## DATA FOR THIS TASK
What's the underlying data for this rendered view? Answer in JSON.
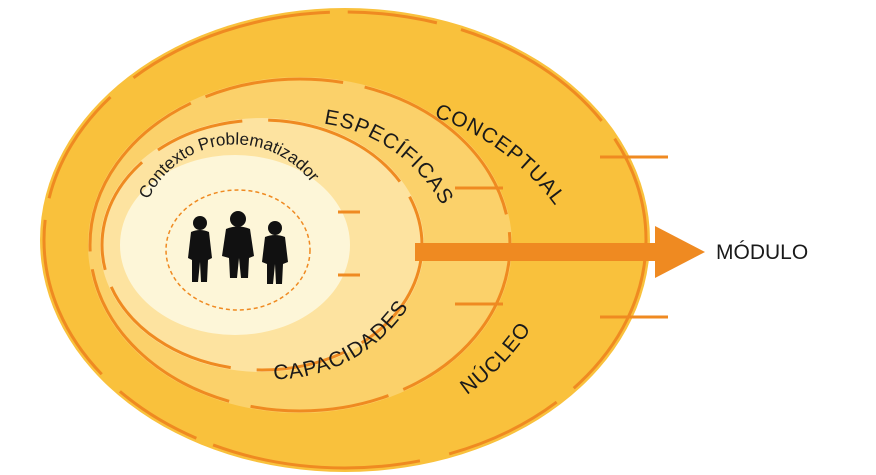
{
  "diagram": {
    "outer_ring_top_label": "CONCEPTUAL",
    "outer_ring_bottom_label": "NÚCLEO",
    "middle_ring_top_label": "ESPECÍFICAS",
    "middle_ring_bottom_label": "CAPACIDADES",
    "center_label": "Contexto Problematizador",
    "arrow_label": "MÓDULO",
    "center_icon": "people-group-icon",
    "colors": {
      "outer_ring": "#f9c13c",
      "middle_ring": "#fbd16a",
      "inner_ring": "#fde3a0",
      "center_disc": "#fdf6d8",
      "accent": "#ef8a21"
    }
  }
}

## EXERCISE INSTRUCTIONS
Print the entries above exactly, taking out only the pictures.

## FULL ANSWER
What's the underlying data for this rendered view? Answer in JSON.
{
  "diagram": {
    "outer_ring_top_label": "CONCEPTUAL",
    "outer_ring_bottom_label": "NÚCLEO",
    "middle_ring_top_label": "ESPECÍFICAS",
    "middle_ring_bottom_label": "CAPACIDADES",
    "center_label": "Contexto Problematizador",
    "arrow_label": "MÓDULO",
    "center_icon": "people-group-icon",
    "colors": {
      "outer_ring": "#f9c13c",
      "middle_ring": "#fbd16a",
      "inner_ring": "#fde3a0",
      "center_disc": "#fdf6d8",
      "accent": "#ef8a21"
    }
  }
}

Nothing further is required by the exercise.